Stored data
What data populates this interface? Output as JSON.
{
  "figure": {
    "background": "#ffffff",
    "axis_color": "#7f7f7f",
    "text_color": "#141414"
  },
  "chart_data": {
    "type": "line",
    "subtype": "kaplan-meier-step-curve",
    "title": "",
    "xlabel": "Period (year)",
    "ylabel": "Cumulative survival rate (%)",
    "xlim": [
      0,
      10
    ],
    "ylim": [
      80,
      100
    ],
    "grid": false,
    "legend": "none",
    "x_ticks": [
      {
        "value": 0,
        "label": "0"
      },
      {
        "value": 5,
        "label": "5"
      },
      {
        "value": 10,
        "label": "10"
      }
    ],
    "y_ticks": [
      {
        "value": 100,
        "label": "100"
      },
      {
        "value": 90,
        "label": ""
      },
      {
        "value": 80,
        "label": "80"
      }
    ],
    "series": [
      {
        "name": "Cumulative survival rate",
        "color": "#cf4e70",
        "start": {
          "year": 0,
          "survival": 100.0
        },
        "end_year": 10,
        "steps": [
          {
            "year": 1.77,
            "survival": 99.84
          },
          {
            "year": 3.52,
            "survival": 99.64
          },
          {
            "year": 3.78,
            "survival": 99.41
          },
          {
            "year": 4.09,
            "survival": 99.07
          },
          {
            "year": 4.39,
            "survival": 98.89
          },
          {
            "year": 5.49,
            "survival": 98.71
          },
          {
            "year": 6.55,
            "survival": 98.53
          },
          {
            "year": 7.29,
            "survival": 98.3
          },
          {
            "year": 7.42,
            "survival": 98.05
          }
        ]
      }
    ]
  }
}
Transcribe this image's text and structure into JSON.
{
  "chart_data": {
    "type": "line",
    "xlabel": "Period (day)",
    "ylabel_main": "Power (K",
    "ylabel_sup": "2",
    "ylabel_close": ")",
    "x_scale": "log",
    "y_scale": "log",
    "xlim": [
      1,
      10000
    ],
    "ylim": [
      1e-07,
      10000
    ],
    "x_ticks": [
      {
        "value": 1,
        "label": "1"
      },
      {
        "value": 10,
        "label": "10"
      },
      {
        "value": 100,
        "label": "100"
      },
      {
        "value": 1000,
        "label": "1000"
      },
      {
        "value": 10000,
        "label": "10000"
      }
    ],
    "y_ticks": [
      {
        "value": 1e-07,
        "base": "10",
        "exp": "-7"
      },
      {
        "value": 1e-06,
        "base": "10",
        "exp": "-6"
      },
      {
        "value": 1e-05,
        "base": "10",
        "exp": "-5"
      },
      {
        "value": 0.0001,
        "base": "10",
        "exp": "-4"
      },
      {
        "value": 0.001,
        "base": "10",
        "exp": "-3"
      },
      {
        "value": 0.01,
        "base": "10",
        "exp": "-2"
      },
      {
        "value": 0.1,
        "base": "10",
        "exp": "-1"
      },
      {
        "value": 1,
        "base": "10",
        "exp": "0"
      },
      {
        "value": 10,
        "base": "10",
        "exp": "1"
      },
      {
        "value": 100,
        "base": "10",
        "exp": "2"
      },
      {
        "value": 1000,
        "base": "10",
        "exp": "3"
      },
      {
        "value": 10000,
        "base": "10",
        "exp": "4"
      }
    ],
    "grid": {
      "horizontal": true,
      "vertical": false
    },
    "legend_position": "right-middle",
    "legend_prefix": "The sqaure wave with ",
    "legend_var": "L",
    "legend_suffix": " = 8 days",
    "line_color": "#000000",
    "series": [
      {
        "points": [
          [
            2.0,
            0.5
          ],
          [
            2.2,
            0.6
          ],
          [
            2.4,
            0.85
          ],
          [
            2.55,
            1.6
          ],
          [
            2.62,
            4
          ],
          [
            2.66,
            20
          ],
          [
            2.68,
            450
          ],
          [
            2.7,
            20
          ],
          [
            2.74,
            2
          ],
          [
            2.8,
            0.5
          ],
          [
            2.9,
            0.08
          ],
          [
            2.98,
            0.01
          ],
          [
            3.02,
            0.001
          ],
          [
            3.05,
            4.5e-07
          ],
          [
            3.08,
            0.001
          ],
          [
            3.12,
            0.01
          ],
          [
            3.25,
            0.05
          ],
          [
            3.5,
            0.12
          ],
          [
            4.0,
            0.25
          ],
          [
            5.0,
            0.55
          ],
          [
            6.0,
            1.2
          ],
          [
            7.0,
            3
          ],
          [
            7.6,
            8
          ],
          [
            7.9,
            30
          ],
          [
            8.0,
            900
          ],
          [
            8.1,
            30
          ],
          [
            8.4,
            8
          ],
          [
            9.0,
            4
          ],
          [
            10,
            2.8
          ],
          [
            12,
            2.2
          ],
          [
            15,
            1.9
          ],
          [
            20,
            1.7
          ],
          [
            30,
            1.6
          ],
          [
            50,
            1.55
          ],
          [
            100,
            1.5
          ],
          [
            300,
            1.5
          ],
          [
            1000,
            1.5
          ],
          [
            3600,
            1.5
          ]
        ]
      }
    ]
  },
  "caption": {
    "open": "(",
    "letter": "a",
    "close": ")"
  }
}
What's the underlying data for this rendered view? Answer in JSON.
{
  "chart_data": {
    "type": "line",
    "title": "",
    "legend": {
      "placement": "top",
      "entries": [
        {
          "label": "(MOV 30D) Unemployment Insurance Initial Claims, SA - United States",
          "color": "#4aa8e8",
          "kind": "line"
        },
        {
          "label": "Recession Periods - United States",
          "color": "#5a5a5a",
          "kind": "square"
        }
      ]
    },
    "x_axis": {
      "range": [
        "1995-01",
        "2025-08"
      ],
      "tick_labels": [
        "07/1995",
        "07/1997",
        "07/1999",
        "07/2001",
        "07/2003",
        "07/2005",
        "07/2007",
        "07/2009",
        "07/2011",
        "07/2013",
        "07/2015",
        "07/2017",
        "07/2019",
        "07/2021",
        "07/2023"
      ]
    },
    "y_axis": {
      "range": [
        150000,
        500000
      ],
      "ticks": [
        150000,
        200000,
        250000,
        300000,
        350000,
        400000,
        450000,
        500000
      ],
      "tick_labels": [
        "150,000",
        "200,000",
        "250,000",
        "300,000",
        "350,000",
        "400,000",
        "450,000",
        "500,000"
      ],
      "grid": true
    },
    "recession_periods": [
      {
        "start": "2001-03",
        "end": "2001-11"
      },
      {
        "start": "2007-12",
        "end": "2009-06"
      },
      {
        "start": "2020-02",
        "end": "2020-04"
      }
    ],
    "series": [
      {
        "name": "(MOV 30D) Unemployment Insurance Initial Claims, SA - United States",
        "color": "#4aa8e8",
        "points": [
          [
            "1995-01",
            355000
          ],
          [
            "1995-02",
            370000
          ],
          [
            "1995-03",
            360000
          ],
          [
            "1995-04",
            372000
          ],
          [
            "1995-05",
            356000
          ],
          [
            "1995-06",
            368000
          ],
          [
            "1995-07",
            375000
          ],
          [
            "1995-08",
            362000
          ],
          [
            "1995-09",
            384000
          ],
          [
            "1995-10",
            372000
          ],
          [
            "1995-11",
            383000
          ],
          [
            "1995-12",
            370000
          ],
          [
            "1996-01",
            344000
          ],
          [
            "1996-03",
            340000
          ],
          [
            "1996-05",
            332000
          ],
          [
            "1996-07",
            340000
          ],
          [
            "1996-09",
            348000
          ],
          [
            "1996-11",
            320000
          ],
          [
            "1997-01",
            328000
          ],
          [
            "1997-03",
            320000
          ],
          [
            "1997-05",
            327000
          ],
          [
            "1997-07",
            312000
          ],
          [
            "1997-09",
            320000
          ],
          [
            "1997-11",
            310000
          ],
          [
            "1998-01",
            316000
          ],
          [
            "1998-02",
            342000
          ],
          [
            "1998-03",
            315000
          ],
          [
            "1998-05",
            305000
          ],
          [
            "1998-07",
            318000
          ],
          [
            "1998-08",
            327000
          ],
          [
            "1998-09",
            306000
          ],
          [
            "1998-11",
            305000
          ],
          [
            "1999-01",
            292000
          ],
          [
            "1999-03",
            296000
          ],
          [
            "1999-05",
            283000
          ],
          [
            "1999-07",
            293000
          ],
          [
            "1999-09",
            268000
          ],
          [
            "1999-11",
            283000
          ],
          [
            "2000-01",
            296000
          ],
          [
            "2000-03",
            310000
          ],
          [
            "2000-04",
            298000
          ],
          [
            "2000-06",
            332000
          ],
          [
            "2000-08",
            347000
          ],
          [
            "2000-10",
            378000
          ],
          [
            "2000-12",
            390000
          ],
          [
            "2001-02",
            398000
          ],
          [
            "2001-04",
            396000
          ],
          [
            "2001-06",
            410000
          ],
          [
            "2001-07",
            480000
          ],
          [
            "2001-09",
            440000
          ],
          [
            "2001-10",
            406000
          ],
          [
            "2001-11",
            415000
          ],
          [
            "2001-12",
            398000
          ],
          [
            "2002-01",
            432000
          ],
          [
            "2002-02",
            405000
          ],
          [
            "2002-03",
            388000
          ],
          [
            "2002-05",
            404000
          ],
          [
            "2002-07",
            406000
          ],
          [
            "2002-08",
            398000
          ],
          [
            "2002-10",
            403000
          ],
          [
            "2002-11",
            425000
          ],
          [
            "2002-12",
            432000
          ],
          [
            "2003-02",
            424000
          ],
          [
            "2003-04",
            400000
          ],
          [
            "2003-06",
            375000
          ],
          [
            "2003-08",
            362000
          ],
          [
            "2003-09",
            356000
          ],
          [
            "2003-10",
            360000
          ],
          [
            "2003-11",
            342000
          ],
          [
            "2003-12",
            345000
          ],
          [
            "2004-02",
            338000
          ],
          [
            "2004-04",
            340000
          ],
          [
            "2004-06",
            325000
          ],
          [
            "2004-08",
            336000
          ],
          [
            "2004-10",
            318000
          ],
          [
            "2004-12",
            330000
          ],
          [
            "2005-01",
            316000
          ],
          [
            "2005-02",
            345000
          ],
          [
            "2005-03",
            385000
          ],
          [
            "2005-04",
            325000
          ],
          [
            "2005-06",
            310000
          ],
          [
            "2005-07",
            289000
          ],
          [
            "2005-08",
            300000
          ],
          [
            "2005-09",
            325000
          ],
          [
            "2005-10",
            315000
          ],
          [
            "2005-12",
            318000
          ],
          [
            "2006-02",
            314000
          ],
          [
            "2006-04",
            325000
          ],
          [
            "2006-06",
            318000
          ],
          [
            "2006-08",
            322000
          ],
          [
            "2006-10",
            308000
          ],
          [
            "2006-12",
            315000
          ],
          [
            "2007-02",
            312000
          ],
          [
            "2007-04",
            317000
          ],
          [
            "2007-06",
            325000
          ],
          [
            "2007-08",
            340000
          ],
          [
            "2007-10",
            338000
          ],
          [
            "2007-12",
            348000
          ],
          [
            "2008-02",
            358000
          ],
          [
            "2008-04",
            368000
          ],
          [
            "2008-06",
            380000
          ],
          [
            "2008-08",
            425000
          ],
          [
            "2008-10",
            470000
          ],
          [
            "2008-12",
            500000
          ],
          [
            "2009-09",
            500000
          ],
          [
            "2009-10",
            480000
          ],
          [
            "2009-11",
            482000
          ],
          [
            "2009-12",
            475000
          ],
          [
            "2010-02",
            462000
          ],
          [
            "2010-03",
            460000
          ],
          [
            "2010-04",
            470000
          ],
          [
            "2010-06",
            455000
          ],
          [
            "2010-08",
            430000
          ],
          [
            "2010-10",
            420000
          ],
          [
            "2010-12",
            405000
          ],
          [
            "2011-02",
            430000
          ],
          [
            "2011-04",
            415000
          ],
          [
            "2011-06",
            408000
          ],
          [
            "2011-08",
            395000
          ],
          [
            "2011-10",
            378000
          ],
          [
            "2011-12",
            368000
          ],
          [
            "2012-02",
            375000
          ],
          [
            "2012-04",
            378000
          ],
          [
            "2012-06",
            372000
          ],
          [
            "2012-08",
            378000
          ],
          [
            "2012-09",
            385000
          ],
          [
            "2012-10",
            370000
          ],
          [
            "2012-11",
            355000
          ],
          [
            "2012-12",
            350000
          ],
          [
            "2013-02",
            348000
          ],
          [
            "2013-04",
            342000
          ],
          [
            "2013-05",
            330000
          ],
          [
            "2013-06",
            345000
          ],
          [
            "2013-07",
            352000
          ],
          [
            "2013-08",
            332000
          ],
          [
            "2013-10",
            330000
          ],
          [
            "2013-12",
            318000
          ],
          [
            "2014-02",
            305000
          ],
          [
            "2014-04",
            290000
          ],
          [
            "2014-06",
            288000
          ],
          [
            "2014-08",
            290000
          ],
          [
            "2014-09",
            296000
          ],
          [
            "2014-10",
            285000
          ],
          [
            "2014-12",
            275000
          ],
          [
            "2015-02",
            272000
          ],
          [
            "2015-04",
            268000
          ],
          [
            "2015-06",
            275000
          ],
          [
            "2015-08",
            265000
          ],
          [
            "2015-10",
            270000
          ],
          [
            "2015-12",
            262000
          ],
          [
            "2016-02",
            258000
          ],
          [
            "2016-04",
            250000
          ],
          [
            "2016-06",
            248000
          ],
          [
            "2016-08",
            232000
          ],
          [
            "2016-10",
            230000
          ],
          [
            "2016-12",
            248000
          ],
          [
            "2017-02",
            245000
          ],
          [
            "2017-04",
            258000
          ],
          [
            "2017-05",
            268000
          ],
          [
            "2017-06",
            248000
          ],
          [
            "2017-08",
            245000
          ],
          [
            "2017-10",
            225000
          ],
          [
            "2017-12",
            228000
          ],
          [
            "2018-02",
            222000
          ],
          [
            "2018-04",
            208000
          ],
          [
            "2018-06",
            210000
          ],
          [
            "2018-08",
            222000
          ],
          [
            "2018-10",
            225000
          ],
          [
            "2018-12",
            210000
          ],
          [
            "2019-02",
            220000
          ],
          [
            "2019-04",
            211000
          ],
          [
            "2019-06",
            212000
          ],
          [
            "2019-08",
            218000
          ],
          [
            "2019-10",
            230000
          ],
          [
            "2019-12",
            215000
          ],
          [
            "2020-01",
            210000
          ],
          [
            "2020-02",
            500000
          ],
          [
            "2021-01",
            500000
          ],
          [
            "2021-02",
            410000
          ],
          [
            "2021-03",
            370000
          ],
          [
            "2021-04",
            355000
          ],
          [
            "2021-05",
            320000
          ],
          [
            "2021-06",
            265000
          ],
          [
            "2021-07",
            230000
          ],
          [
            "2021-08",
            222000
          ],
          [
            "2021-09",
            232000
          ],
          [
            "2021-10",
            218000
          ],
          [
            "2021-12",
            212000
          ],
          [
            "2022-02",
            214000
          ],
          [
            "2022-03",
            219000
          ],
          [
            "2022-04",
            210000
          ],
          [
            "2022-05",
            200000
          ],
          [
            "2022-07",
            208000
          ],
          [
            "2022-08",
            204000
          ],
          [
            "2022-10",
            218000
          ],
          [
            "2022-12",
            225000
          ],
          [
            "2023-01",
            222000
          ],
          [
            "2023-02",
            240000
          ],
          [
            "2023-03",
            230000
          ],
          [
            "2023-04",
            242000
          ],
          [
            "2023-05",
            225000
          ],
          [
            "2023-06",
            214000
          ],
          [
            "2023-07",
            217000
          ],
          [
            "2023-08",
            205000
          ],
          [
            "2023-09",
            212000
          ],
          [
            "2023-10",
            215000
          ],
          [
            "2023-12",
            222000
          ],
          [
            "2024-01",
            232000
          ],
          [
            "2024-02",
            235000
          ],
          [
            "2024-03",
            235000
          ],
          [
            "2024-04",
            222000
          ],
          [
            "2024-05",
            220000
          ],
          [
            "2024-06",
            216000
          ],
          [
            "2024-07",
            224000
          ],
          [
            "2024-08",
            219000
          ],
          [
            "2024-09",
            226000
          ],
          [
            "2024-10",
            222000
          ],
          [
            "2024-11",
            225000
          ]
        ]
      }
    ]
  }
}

* _Task prompt_: Look for "JSON" and pull out every line that has it.

* _Reply to the exercise_:
What data populates this interface? Output as JSON.
Transcribe this image's text and structure into JSON.
What's the underlying data for this rendered view? Answer in JSON.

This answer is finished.